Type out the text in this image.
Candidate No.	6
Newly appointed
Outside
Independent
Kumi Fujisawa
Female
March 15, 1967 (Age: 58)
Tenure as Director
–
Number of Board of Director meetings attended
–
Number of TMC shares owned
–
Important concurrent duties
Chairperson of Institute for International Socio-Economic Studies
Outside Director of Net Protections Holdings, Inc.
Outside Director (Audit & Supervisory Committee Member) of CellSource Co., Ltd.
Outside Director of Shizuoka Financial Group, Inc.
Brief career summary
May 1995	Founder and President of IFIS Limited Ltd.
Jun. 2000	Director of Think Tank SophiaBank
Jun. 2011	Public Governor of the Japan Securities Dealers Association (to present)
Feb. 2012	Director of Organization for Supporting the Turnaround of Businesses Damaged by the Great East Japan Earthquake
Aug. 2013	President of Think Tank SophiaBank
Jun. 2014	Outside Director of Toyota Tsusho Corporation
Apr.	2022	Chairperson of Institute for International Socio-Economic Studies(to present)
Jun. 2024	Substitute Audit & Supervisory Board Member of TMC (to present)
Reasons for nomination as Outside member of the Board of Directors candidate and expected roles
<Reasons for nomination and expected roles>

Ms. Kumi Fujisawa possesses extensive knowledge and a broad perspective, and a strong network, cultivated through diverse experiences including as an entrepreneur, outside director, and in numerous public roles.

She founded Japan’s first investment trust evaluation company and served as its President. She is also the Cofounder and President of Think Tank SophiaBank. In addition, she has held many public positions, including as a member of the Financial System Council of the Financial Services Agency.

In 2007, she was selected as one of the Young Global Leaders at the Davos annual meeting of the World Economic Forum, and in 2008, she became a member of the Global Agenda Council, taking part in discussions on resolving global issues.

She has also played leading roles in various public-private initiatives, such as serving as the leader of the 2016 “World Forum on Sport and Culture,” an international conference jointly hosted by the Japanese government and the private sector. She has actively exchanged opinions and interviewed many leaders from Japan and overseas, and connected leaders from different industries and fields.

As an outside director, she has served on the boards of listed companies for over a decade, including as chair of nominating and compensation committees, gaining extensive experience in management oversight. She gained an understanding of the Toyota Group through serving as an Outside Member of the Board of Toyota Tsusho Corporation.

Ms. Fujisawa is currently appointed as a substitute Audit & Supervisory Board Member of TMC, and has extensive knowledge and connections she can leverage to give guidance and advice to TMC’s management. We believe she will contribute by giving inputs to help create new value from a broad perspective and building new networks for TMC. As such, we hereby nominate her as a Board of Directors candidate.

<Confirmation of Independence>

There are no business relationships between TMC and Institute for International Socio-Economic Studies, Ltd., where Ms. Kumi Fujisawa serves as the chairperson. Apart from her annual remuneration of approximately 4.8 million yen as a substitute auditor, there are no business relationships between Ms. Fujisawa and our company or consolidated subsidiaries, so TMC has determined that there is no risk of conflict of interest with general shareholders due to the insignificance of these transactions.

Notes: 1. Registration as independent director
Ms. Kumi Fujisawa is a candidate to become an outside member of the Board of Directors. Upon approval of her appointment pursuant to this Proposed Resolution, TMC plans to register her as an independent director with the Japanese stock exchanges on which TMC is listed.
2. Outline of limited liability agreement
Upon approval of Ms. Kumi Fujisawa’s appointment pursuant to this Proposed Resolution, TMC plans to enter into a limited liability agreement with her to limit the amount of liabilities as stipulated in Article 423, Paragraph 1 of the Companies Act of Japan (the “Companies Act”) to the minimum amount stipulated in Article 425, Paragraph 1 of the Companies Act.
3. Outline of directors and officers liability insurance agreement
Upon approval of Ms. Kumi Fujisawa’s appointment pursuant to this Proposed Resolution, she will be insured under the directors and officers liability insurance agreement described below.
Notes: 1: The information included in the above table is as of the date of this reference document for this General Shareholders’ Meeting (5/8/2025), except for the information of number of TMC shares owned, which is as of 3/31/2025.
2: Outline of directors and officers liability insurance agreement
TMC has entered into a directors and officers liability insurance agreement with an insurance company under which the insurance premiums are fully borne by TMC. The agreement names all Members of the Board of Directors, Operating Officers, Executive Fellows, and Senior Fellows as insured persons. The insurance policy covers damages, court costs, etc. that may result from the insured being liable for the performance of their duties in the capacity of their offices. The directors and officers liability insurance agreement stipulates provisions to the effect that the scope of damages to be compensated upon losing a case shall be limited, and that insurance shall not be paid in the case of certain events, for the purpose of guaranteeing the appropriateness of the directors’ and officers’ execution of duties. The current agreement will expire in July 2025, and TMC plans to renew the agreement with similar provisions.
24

● **What you should do**:
Print out the whole listing exactly as it appears.

● **Your response**:
Type out the text in this image.
Candidate No.	6
Newly appointed
Outside
Independent
Kumi Fujisawa
Female
March 15, 1967 (Age: 58)
Tenure as Director
–
Number of Board of Director meetings attended
–
Number of TMC shares owned
–
Important concurrent duties
Chairperson of Institute for International Socio-Economic Studies
Outside Director of Net Protections Holdings, Inc.
Outside Director (Audit & Supervisory Committee Member) of CellSource Co., Ltd.
Outside Director of Shizuoka Financial Group, Inc.
Brief career summary
May 1995	Founder and President of IFIS Limited Ltd.
Jun. 2000	Director of Think Tank SophiaBank
Jun. 2011	Public Governor of the Japan Securities Dealers Association (to present)
Feb. 2012	Director of Organization for Supporting the Turnaround of Businesses Damaged by the Great East Japan Earthquake
Aug. 2013	President of Think Tank SophiaBank
Jun. 2014	Outside Director of Toyota Tsusho Corporation
Apr.	2022	Chairperson of Institute for International Socio-Economic Studies(to present)
Jun. 2024	Substitute Audit & Supervisory Board Member of TMC (to present)
Reasons for nomination as Outside member of the Board of Directors candidate and expected roles
<Reasons for nomination and expected roles>

Ms. Kumi Fujisawa possesses extensive knowledge and a broad perspective, and a strong network, cultivated through diverse experiences including as an entrepreneur, outside director, and in numerous public roles.

She founded Japan’s first investment trust evaluation company and served as its President. She is also the Cofounder and President of Think Tank SophiaBank. In addition, she has held many public positions, including as a member of the Financial System Council of the Financial Services Agency.

In 2007, she was selected as one of the Young Global Leaders at the Davos annual meeting of the World Economic Forum, and in 2008, she became a member of the Global Agenda Council, taking part in discussions on resolving global issues.

She has also played leading roles in various public-private initiatives, such as serving as the leader of the 2016 “World Forum on Sport and Culture,” an international conference jointly hosted by the Japanese government and the private sector. She has actively exchanged opinions and interviewed many leaders from Japan and overseas, and connected leaders from different industries and fields.

As an outside director, she has served on the boards of listed companies for over a decade, including as chair of nominating and compensation committees, gaining extensive experience in management oversight. She gained an understanding of the Toyota Group through serving as an Outside Member of the Board of Toyota Tsusho Corporation.

Ms. Fujisawa is currently appointed as a substitute Audit & Supervisory Board Member of TMC, and has extensive knowledge and connections she can leverage to give guidance and advice to TMC’s management. We believe she will contribute by giving inputs to help create new value from a broad perspective and building new networks for TMC. As such, we hereby nominate her as a Board of Directors candidate.

<Confirmation of Independence>

There are no business relationships between TMC and Institute for International Socio-Economic Studies, Ltd., where Ms. Kumi Fujisawa serves as the chairperson. Apart from her annual remuneration of approximately 4.8 million yen as a substitute auditor, there are no business relationships between Ms. Fujisawa and our company or consolidated subsidiaries, so TMC has determined that there is no risk of conflict of interest with general shareholders due to the insignificance of these transactions.

Notes: 1. Registration as independent director
Ms. Kumi Fujisawa is a candidate to become an outside member of the Board of Directors. Upon approval of her appointment pursuant to this Proposed Resolution, TMC plans to register her as an independent director with the Japanese stock exchanges on which TMC is listed.
2. Outline of limited liability agreement
Upon approval of Ms. Kumi Fujisawa’s appointment pursuant to this Proposed Resolution, TMC plans to enter into a limited liability agreement with her to limit the amount of liabilities as stipulated in Article 423, Paragraph 1 of the Companies Act of Japan (the “Companies Act”) to the minimum amount stipulated in Article 425, Paragraph 1 of the Companies Act.
3. Outline of directors and officers liability insurance agreement
Upon approval of Ms. Kumi Fujisawa’s appointment pursuant to this Proposed Resolution, she will be insured under the directors and officers liability insurance agreement described below.
Notes: 1: The information included in the above table is as of the date of this reference document for this General Shareholders’ Meeting (5/8/2025), except for the information of number of TMC shares owned, which is as of 3/31/2025.
2: Outline of directors and officers liability insurance agreement
TMC has entered into a directors and officers liability insurance agreement with an insurance company under which the insurance premiums are fully borne by TMC. The agreement names all Members of the Board of Directors, Operating Officers, Executive Fellows, and Senior Fellows as insured persons. The insurance policy covers damages, court costs, etc. that may result from the insured being liable for the performance of their duties in the capacity of their offices. The directors and officers liability insurance agreement stipulates provisions to the effect that the scope of damages to be compensated upon losing a case shall be limited, and that insurance shall not be paid in the case of certain events, for the purpose of guaranteeing the appropriateness of the directors’ and officers’ execution of duties. The current agreement will expire in July 2025, and TMC plans to renew the agreement with similar provisions.
24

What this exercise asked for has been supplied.